■ Collected data ■
-=-=-

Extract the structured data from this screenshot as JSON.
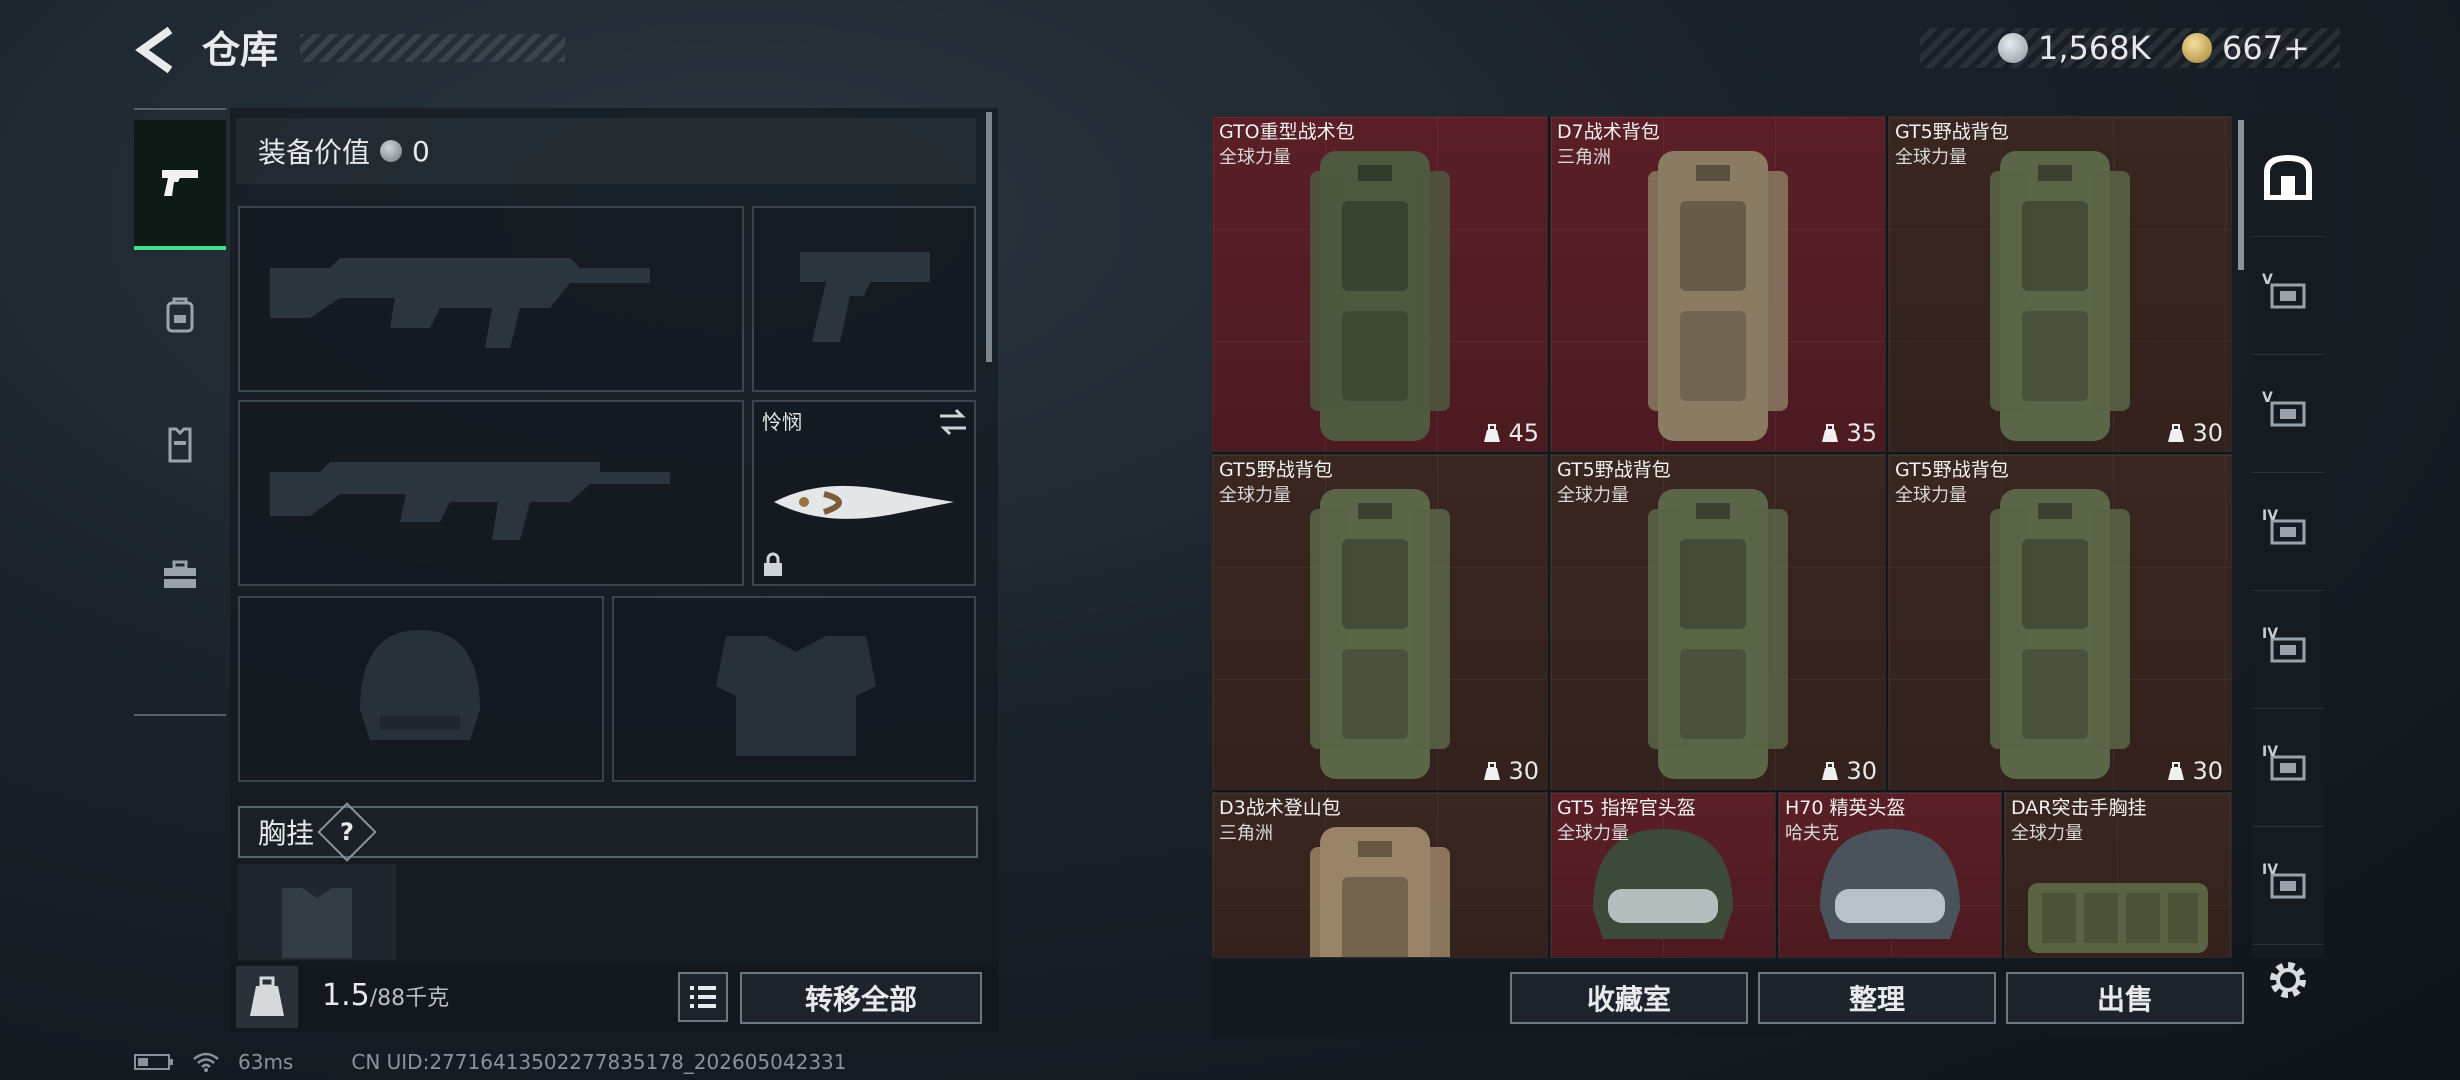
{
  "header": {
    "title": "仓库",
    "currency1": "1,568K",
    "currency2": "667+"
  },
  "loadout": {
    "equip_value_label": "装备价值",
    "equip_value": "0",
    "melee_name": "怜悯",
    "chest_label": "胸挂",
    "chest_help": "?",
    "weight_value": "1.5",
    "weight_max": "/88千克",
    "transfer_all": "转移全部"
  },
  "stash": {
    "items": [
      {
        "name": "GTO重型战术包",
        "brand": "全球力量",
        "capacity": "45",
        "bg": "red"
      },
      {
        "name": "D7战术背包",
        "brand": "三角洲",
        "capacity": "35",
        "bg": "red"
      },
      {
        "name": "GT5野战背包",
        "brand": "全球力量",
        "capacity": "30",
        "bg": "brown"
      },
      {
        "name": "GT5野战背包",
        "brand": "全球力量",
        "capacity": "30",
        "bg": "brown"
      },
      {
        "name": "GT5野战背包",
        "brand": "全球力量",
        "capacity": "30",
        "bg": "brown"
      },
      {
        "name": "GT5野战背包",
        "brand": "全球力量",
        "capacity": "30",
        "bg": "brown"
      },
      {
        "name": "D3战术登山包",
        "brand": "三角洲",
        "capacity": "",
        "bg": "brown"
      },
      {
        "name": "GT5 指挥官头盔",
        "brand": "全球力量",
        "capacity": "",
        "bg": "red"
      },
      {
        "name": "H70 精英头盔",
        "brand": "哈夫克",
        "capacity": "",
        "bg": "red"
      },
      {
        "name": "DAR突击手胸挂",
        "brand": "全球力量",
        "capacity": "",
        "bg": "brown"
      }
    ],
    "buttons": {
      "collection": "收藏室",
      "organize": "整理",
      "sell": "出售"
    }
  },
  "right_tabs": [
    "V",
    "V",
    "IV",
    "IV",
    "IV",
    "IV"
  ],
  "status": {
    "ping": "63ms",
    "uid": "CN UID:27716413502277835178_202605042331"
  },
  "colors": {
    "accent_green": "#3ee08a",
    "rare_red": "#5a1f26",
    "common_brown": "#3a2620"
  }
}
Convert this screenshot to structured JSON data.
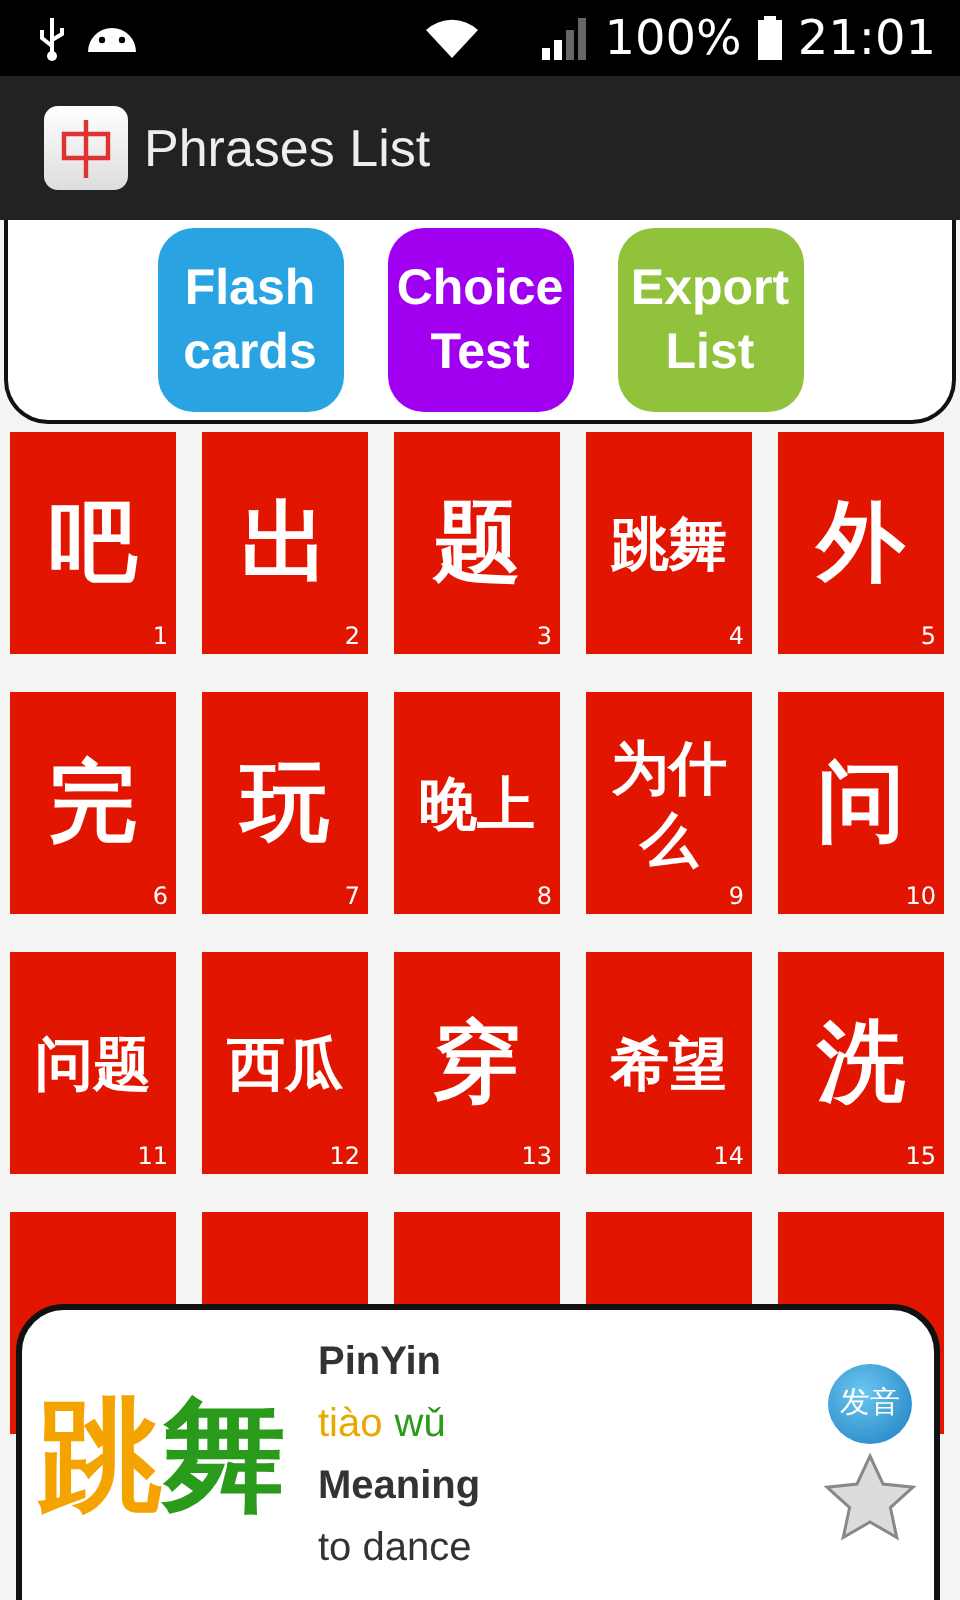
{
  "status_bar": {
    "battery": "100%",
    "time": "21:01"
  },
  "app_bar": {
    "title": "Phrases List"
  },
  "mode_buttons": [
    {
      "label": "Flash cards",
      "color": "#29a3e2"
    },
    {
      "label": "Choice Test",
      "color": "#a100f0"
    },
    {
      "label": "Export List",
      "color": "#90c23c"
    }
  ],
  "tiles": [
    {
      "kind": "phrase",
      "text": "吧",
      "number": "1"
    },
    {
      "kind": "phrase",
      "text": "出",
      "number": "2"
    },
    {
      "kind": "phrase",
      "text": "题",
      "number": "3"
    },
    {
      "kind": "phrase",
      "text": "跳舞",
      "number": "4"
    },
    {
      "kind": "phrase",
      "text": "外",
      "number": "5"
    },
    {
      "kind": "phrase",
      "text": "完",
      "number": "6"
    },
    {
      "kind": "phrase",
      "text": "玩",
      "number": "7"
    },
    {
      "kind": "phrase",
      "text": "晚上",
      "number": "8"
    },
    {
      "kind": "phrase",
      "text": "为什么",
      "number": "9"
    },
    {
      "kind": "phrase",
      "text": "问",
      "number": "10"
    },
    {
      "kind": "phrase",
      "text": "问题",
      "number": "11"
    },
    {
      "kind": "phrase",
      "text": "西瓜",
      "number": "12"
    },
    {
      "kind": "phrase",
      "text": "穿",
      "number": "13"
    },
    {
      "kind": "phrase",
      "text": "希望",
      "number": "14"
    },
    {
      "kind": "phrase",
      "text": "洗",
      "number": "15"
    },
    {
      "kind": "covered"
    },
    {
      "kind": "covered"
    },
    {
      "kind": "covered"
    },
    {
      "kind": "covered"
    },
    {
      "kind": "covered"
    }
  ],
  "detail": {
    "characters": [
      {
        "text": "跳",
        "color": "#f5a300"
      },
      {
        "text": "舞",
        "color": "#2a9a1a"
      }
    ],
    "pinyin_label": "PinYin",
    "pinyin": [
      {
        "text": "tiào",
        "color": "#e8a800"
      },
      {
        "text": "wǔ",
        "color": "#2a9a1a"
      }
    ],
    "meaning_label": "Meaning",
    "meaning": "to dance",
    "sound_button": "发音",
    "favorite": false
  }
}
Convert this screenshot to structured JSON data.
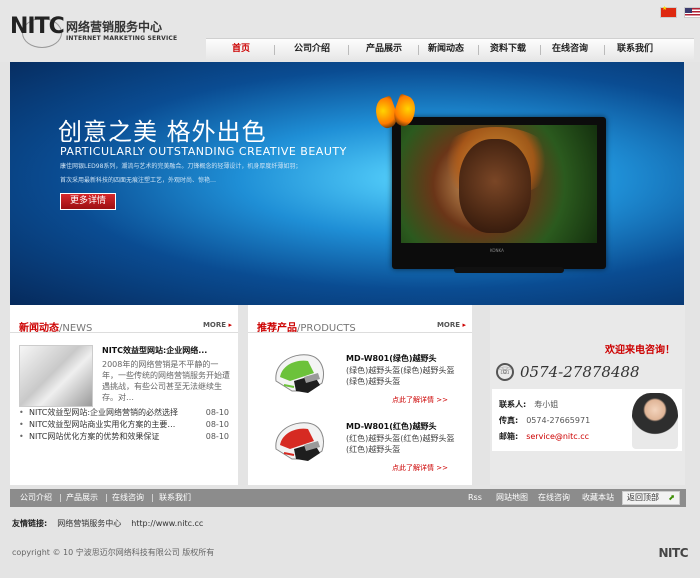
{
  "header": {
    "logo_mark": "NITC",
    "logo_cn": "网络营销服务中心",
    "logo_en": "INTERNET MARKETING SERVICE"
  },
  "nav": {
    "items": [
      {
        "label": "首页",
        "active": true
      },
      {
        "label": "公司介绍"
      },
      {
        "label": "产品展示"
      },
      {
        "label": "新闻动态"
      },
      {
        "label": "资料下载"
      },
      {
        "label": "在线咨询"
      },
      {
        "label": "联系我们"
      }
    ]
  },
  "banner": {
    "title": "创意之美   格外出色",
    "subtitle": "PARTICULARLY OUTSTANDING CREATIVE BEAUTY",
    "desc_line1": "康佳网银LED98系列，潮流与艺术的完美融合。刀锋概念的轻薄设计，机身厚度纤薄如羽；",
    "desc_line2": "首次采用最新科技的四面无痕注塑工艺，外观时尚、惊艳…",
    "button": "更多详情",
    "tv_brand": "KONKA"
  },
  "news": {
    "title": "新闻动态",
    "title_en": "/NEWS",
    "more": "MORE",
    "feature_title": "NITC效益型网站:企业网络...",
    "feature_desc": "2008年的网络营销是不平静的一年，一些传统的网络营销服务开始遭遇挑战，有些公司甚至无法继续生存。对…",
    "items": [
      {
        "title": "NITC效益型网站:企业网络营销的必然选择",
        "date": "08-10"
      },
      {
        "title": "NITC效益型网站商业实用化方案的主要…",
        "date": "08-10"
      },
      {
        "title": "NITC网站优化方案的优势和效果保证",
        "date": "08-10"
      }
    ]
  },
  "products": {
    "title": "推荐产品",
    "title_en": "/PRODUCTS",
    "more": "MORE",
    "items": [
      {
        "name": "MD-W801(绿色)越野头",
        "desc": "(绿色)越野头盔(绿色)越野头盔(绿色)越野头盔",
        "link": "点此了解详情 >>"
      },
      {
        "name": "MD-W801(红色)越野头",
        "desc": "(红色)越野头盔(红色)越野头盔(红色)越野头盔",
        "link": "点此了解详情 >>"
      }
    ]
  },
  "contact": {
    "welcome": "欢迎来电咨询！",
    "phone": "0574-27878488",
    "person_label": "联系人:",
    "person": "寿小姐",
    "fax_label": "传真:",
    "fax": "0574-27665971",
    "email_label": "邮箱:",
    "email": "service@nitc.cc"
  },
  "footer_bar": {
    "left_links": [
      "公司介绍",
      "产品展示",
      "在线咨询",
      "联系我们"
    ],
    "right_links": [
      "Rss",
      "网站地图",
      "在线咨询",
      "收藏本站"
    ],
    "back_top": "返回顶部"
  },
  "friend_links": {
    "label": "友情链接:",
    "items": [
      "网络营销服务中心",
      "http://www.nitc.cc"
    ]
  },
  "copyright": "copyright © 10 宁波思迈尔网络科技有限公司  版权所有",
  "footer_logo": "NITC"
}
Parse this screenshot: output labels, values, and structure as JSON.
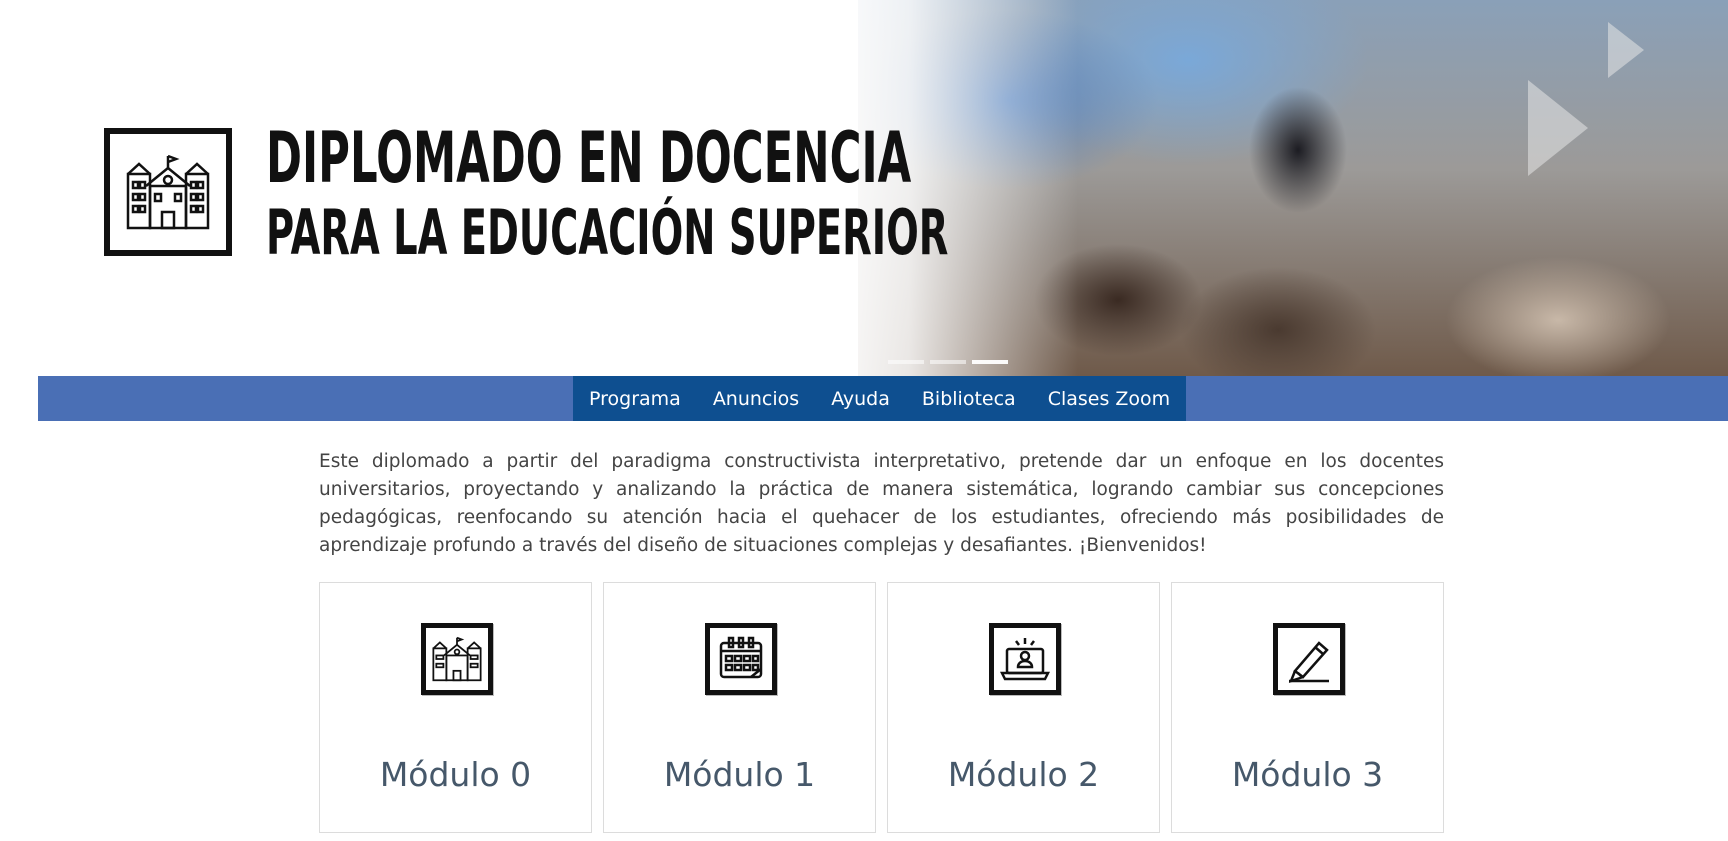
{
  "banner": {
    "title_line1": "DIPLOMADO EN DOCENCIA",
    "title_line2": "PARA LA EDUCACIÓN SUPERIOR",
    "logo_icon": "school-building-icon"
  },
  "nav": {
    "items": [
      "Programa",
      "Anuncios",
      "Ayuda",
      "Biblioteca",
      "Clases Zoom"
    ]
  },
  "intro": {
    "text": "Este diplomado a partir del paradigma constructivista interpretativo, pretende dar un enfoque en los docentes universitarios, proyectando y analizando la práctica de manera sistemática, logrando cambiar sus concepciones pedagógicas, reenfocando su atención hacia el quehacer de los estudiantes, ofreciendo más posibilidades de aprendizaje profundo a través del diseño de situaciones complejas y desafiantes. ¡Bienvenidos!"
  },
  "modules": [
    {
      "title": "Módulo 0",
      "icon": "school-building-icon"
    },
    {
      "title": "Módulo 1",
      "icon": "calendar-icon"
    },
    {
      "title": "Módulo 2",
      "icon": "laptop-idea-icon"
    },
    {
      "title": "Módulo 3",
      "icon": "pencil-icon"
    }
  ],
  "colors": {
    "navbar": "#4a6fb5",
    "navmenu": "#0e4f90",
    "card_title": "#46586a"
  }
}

-=-=-

■ WHAT YOU WILL DO ■
Exactly the lines from the line with "Parse this screenshot: output" through the last line of the listing, both included, should be extracted, and the pictures left behind.

■ WRITTEN SOLUTION ■
Parse this screenshot: output labels, values, and structure as JSON.
{
  "banner": {
    "title_line1": "DIPLOMADO EN DOCENCIA",
    "title_line2": "PARA LA EDUCACIÓN SUPERIOR",
    "logo_icon": "school-building-icon"
  },
  "nav": {
    "items": [
      "Programa",
      "Anuncios",
      "Ayuda",
      "Biblioteca",
      "Clases Zoom"
    ]
  },
  "intro": {
    "text": "Este diplomado a partir del paradigma constructivista interpretativo, pretende dar un enfoque en los docentes universitarios, proyectando y analizando la práctica de manera sistemática, logrando cambiar sus concepciones pedagógicas, reenfocando su atención hacia el quehacer de los estudiantes, ofreciendo más posibilidades de aprendizaje profundo a través del diseño de situaciones complejas y desafiantes. ¡Bienvenidos!"
  },
  "modules": [
    {
      "title": "Módulo 0",
      "icon": "school-building-icon"
    },
    {
      "title": "Módulo 1",
      "icon": "calendar-icon"
    },
    {
      "title": "Módulo 2",
      "icon": "laptop-idea-icon"
    },
    {
      "title": "Módulo 3",
      "icon": "pencil-icon"
    }
  ],
  "colors": {
    "navbar": "#4a6fb5",
    "navmenu": "#0e4f90",
    "card_title": "#46586a"
  }
}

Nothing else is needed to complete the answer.